'''
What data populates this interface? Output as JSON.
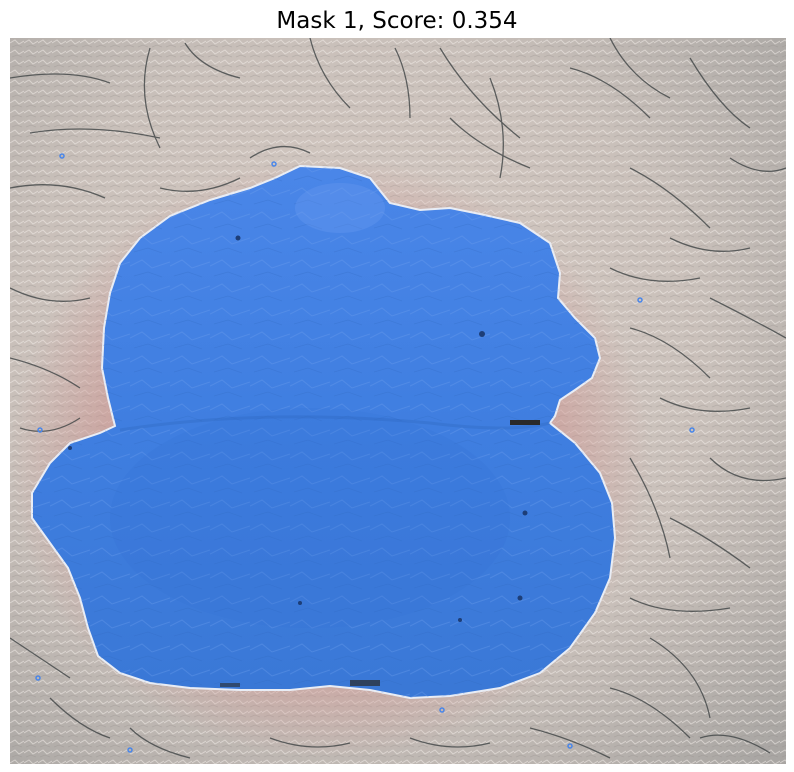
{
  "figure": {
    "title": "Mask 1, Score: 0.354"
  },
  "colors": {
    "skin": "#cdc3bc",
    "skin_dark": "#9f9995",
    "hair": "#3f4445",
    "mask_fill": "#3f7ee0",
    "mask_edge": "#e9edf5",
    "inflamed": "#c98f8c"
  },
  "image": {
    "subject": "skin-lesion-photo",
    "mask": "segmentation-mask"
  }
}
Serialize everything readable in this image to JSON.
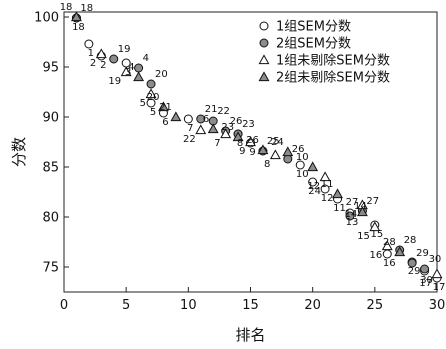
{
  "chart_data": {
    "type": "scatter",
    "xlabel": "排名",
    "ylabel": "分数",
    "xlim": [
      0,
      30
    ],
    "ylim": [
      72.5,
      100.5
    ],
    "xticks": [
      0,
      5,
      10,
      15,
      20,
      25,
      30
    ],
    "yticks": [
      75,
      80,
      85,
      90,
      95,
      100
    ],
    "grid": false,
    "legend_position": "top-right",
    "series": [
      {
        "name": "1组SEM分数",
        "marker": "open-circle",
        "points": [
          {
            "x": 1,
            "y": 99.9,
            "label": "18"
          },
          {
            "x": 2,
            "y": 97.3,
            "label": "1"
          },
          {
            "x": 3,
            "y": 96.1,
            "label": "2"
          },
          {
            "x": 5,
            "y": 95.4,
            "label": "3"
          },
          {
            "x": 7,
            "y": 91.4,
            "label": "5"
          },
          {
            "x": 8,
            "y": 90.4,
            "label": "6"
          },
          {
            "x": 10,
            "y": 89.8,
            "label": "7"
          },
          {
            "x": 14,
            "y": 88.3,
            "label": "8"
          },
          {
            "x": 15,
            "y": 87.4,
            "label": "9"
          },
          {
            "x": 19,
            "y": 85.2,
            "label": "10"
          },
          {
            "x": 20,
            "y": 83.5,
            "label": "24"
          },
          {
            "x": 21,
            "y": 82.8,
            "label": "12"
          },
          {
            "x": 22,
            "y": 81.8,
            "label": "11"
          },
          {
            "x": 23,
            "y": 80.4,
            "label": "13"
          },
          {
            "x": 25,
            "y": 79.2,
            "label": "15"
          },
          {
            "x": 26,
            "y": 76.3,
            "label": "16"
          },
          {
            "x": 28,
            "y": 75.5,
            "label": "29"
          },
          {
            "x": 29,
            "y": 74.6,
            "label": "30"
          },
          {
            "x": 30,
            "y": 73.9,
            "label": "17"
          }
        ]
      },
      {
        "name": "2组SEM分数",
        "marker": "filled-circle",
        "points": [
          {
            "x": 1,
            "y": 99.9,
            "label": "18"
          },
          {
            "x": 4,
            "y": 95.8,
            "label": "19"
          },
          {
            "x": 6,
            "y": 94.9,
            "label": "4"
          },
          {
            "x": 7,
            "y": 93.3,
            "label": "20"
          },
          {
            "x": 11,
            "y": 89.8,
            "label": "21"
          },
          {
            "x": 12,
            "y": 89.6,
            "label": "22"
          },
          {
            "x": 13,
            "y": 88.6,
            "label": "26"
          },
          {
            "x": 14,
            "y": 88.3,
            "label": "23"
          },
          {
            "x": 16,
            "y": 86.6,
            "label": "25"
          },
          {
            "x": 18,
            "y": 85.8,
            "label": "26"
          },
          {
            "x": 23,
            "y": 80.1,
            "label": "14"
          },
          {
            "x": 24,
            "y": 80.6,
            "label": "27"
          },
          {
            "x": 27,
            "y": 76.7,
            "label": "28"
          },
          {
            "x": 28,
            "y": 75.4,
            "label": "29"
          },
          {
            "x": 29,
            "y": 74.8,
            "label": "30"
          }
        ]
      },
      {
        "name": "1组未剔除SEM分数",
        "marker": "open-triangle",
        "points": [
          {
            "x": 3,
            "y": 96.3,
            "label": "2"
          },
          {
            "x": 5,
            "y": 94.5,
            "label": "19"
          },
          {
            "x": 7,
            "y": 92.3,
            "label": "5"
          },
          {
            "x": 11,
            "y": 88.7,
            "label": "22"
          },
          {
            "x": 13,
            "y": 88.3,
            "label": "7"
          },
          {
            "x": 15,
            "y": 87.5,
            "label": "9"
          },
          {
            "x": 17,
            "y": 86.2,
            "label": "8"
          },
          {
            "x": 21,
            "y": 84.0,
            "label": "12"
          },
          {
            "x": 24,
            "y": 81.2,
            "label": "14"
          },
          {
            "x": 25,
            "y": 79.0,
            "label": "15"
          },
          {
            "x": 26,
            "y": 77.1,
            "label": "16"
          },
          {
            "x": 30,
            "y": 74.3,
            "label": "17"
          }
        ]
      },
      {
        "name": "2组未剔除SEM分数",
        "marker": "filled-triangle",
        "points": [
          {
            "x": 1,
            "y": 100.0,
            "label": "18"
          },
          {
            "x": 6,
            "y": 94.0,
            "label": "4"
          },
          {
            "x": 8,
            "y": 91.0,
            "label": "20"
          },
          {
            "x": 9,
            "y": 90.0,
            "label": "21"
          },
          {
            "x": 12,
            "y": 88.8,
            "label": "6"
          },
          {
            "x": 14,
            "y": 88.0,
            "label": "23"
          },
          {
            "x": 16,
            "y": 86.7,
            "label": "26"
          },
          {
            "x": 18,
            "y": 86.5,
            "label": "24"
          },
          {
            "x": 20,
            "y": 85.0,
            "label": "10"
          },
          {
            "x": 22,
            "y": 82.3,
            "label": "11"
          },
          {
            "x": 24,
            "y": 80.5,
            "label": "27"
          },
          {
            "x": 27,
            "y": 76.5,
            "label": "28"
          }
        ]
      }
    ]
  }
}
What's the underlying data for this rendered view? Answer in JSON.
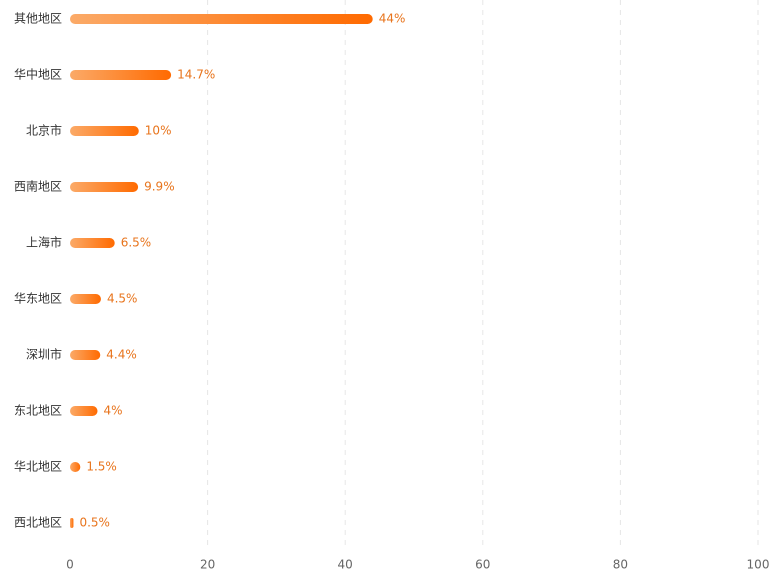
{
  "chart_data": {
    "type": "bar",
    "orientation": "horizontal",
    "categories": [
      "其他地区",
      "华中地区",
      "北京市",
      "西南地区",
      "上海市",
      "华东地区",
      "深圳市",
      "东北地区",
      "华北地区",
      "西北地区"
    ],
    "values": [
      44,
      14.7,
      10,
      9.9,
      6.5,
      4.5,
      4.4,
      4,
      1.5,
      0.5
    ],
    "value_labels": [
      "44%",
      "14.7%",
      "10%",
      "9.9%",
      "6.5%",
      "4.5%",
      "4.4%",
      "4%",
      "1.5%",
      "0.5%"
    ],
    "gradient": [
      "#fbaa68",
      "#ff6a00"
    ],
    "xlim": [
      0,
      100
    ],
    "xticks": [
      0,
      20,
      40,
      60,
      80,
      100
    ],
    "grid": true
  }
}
'''
'''
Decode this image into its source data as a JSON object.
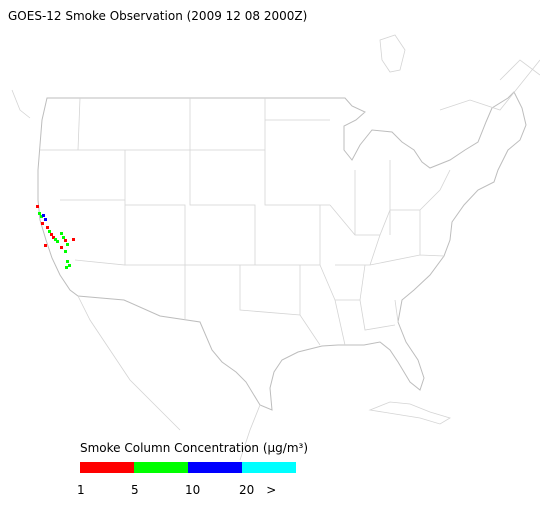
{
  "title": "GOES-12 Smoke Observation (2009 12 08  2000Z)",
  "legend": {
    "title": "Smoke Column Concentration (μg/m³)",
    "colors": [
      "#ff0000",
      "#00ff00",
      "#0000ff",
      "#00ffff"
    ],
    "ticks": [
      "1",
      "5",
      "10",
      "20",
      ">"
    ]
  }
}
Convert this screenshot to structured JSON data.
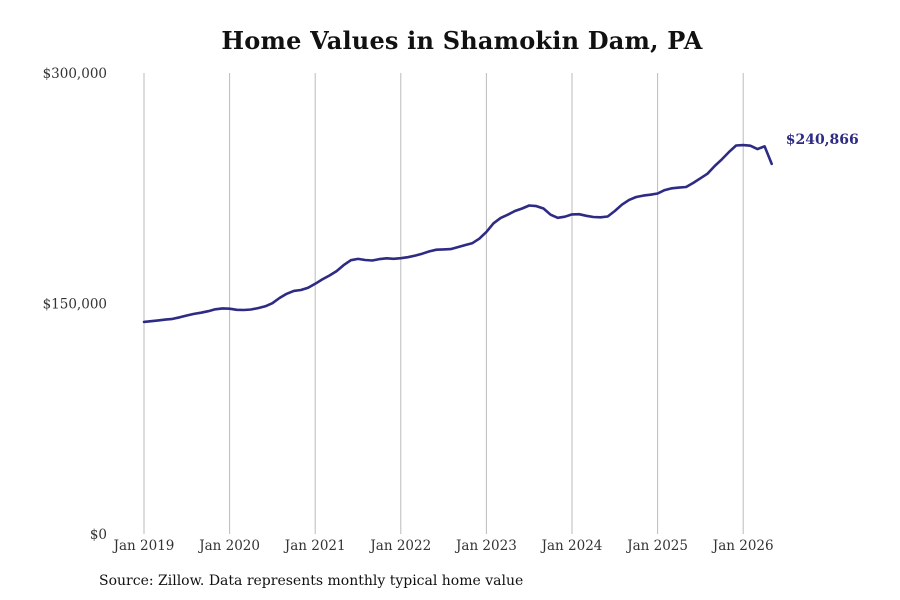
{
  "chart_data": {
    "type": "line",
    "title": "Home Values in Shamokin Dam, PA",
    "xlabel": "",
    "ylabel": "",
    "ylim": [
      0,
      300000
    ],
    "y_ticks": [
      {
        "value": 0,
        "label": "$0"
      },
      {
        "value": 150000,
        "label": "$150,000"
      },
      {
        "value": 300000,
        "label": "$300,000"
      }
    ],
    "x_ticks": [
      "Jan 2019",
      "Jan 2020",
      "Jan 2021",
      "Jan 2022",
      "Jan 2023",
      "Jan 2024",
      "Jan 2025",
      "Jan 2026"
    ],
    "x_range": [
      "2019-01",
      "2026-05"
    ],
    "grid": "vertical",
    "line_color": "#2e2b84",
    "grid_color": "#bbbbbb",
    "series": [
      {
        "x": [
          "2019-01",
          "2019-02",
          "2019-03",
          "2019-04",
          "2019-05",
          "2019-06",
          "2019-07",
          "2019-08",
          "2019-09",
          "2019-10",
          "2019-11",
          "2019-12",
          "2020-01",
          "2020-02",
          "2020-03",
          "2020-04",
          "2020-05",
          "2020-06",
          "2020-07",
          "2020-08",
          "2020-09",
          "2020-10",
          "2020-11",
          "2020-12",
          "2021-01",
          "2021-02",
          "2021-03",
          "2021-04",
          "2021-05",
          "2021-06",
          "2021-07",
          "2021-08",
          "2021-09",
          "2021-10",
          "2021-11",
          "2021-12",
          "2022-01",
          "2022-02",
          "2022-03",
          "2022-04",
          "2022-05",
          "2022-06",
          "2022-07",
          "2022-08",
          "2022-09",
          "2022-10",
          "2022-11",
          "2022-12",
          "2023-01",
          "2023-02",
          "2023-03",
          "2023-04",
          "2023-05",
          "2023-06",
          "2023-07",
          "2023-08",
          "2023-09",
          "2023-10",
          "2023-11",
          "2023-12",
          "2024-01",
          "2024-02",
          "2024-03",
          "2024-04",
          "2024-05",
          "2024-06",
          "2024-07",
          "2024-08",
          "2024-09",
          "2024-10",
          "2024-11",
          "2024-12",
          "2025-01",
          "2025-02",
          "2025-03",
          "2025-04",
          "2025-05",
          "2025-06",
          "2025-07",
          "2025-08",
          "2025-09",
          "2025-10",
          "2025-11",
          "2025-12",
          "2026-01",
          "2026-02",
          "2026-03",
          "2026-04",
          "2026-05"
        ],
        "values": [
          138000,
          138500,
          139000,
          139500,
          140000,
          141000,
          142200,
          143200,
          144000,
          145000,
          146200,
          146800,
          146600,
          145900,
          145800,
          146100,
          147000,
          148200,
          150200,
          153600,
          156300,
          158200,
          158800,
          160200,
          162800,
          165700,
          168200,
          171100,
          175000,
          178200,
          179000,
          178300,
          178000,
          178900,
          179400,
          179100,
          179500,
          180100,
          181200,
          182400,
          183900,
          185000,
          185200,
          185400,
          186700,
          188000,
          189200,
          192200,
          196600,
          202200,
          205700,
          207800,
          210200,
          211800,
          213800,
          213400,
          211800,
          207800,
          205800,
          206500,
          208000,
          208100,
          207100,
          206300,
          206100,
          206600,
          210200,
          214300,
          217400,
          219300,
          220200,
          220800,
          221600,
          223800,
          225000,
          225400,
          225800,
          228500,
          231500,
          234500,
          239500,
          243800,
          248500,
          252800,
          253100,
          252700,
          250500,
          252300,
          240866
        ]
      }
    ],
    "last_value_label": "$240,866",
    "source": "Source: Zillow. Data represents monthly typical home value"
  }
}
'''
'''
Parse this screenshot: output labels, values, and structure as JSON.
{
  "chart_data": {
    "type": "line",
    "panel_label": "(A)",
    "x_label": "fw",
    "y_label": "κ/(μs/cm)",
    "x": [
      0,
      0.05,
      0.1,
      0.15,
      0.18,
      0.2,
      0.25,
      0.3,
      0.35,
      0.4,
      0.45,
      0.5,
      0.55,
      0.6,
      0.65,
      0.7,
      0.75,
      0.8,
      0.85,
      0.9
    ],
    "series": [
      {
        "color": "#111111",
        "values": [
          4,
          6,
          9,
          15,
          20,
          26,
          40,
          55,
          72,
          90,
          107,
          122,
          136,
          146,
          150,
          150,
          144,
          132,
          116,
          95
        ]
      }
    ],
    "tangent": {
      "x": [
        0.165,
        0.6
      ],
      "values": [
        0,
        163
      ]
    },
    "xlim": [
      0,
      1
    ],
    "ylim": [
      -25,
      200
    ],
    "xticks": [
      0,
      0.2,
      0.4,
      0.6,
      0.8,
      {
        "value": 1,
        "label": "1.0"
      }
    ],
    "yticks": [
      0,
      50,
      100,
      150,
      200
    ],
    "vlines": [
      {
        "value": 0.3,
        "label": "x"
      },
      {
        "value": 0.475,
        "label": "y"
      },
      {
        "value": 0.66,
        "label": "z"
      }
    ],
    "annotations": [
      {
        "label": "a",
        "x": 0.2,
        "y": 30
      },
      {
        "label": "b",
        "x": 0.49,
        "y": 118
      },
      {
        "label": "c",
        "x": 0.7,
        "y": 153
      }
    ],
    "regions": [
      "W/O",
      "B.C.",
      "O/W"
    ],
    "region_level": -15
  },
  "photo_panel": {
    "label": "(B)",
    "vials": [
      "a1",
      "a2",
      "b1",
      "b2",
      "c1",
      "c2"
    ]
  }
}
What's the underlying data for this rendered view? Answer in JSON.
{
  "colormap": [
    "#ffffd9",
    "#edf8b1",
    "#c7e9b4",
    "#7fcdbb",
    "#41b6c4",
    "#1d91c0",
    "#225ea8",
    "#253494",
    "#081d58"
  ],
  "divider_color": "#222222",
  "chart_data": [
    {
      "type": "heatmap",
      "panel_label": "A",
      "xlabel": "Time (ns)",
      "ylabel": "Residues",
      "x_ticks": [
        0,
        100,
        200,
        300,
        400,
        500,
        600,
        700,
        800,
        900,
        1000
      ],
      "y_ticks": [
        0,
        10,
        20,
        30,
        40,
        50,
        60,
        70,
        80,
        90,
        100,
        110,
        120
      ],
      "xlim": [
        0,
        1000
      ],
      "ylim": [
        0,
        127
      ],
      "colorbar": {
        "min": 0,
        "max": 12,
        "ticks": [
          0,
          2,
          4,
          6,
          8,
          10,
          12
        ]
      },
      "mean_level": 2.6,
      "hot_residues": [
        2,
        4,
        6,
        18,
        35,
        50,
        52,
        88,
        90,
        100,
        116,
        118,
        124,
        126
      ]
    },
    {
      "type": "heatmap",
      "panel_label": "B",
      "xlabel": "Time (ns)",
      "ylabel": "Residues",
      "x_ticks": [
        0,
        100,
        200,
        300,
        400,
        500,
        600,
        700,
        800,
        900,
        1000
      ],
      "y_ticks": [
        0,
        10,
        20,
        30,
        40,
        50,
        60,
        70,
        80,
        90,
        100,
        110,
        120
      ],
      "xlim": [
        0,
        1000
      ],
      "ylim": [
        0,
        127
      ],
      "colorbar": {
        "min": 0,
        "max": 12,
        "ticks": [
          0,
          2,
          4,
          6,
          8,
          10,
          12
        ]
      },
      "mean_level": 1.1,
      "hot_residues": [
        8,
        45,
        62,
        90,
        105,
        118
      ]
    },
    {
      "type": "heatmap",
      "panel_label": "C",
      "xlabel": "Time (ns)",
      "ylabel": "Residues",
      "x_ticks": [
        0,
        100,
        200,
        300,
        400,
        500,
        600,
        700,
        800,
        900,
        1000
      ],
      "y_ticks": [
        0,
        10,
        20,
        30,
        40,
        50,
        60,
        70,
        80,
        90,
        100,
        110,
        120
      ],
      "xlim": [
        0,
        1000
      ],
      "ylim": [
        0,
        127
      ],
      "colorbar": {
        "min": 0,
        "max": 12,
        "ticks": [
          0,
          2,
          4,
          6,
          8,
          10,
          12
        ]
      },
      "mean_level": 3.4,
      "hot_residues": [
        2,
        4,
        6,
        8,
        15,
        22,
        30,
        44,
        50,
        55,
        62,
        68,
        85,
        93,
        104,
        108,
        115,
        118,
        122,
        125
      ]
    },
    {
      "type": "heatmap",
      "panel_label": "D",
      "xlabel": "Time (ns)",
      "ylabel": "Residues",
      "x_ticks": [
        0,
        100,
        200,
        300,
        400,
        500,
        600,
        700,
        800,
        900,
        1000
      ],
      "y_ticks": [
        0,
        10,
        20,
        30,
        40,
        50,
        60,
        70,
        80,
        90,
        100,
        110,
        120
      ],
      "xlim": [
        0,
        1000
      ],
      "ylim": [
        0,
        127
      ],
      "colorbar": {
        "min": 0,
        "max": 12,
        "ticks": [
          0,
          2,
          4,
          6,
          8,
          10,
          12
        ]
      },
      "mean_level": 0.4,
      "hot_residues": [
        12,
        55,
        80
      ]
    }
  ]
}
'''
Count the lines in the entries that hold the word "JSON", and give nothing but the total.

EXERCISE SOLUTION: 7